[Exercise directions]
Copy whichever lines contain the string "主要原因".

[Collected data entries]
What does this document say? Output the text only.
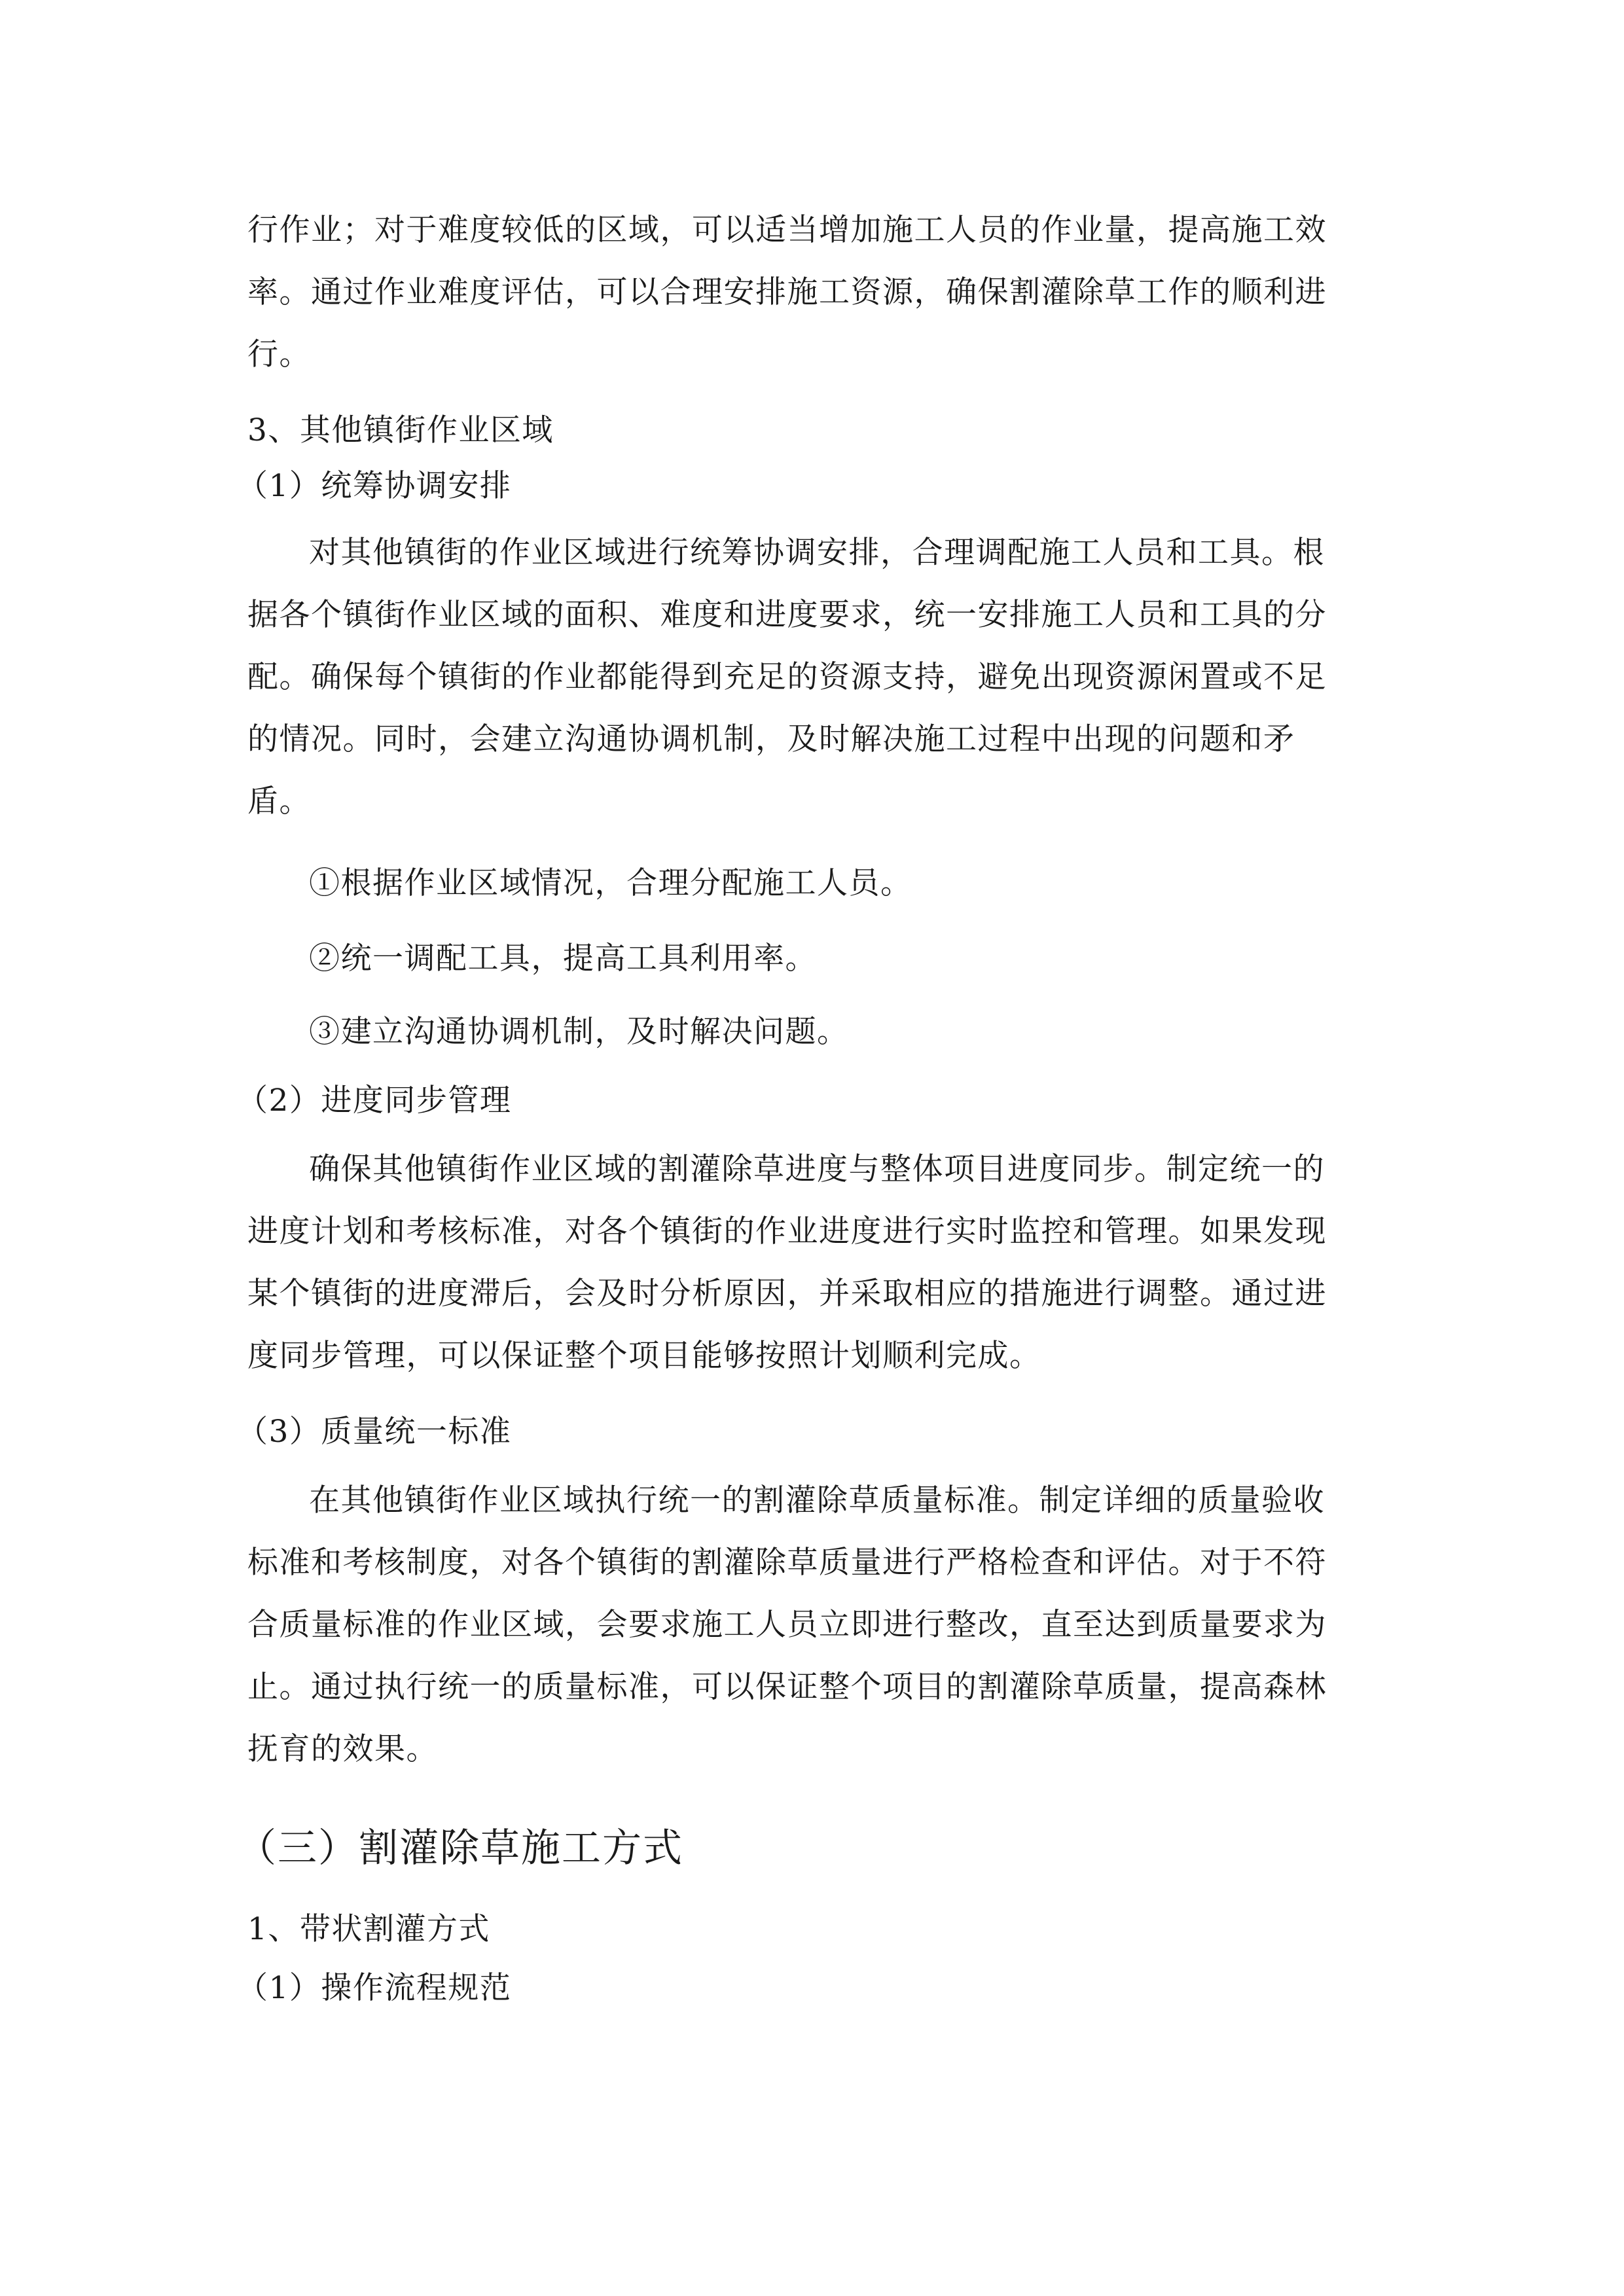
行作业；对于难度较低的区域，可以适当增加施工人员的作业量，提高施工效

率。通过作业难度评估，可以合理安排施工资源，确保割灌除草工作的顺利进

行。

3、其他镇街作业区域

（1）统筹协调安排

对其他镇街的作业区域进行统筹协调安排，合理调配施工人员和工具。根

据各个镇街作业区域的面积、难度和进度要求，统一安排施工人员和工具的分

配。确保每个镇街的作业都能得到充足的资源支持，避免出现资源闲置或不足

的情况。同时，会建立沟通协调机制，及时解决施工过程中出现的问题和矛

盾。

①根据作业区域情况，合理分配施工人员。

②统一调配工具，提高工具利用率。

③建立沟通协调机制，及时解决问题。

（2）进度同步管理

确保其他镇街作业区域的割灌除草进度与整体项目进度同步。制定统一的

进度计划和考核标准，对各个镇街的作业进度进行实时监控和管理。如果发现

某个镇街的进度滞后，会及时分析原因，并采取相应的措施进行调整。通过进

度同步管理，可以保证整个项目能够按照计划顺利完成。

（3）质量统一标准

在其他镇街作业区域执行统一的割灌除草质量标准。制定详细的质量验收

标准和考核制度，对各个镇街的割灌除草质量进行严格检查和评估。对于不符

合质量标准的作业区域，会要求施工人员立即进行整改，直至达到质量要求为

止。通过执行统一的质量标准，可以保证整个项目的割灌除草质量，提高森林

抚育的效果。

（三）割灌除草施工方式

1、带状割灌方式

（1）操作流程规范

* * *

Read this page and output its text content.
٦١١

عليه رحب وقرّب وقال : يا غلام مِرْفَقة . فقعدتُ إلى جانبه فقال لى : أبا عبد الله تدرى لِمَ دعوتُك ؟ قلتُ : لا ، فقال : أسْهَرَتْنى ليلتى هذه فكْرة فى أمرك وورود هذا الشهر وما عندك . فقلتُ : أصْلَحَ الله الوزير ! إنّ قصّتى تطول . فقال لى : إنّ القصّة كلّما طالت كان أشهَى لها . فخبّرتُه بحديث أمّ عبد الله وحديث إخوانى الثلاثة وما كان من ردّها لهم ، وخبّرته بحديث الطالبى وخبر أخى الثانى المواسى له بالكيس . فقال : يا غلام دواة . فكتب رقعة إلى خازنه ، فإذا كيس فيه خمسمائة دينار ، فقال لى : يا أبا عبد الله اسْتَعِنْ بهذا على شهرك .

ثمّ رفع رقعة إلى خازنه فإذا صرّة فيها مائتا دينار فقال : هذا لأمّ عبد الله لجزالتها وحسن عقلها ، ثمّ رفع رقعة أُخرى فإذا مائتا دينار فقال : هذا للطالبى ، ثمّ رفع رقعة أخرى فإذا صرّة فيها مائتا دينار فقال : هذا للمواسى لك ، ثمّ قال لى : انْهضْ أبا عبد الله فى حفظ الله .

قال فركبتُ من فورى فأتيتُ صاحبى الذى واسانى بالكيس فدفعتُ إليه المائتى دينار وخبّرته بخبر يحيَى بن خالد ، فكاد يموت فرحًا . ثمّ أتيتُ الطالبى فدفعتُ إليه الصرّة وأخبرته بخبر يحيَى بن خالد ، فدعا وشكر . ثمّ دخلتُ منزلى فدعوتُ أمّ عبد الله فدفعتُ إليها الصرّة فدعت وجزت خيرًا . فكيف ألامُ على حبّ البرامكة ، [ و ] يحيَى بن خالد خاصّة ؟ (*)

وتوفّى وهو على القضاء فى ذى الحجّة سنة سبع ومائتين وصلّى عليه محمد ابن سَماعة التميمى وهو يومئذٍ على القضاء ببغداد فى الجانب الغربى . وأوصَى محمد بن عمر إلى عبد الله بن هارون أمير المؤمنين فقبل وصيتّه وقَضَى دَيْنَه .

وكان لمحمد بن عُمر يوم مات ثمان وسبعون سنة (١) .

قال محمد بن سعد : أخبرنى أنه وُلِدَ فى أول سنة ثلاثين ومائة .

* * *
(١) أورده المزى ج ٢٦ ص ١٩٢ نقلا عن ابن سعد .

---

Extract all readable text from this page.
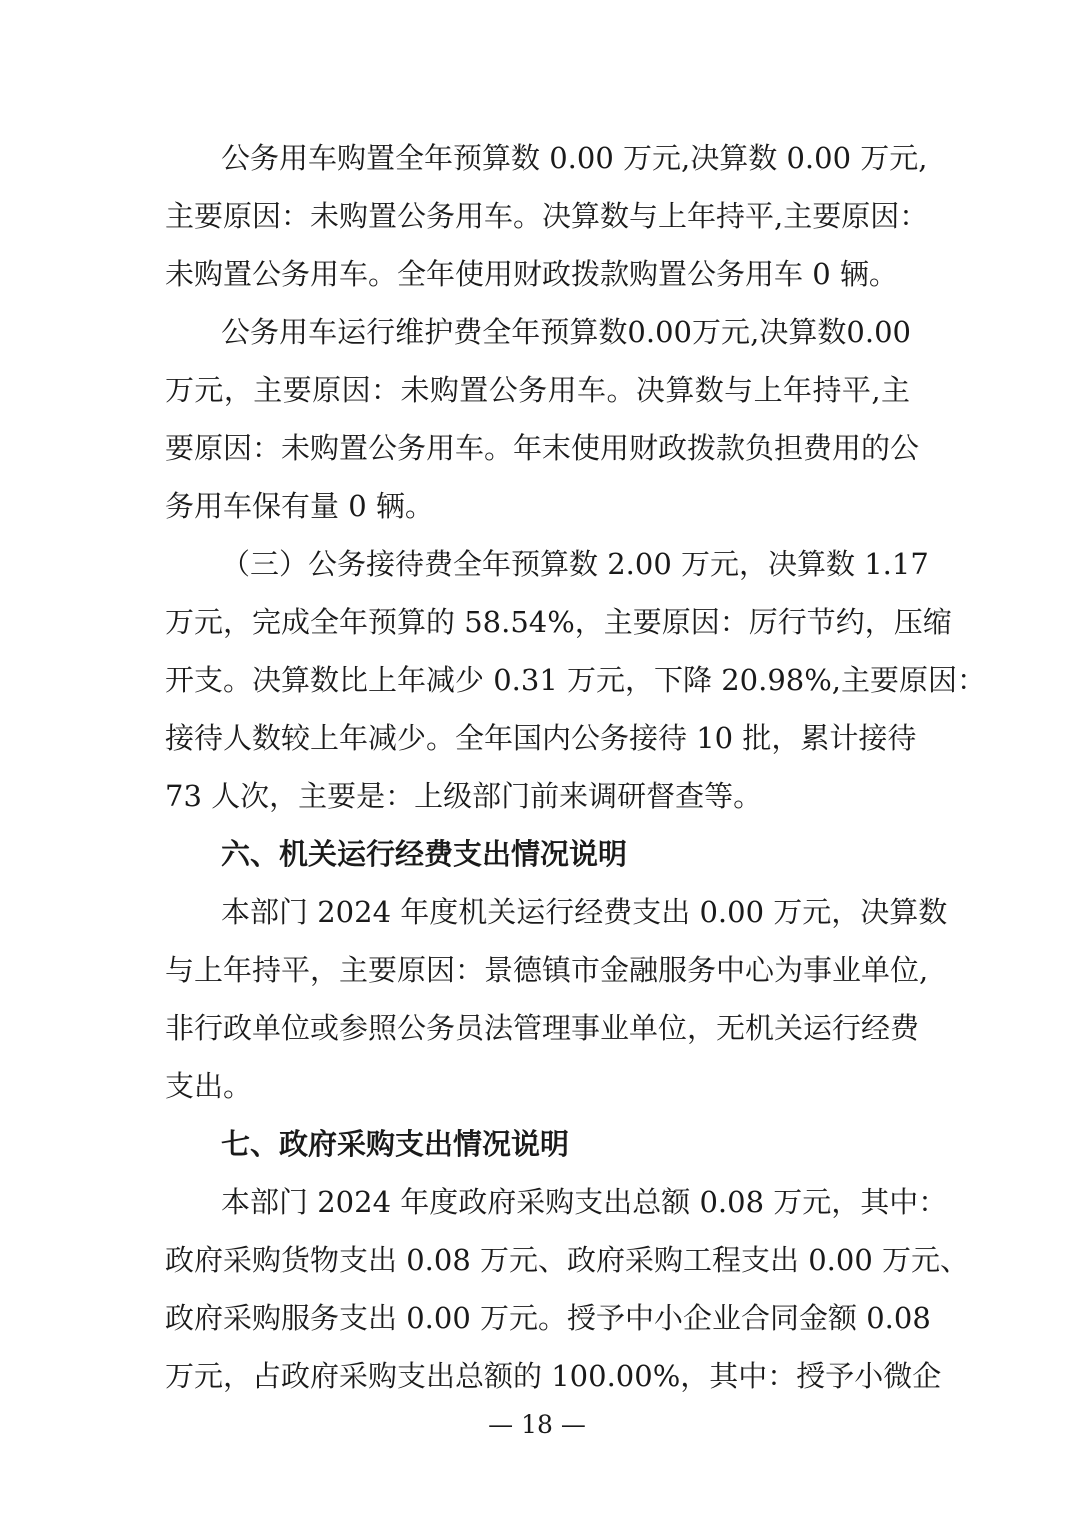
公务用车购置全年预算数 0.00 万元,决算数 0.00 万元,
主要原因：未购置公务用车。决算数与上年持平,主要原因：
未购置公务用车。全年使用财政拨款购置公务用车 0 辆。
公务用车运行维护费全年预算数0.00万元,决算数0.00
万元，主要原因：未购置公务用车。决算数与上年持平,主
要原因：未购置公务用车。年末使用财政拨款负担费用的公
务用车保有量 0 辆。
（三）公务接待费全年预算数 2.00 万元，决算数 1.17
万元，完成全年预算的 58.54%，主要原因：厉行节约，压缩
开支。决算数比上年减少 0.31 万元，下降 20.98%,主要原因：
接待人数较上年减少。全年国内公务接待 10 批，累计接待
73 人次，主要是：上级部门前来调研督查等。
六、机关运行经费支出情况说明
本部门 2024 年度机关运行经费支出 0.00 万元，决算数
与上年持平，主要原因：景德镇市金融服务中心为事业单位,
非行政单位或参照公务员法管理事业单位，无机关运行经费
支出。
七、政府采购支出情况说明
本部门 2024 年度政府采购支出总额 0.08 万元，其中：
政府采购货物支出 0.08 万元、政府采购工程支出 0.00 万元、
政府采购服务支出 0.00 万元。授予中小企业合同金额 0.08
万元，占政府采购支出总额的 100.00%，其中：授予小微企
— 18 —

[Response to the exercise]
主要原因：未购置公务用车。决算数与上年持平,主要原因：
万元，主要原因：未购置公务用车。决算数与上年持平,主
万元，完成全年预算的 58.54%，主要原因：厉行节约，压缩
开支。决算数比上年减少 0.31 万元，下降 20.98%,主要原因：
与上年持平，主要原因：景德镇市金融服务中心为事业单位,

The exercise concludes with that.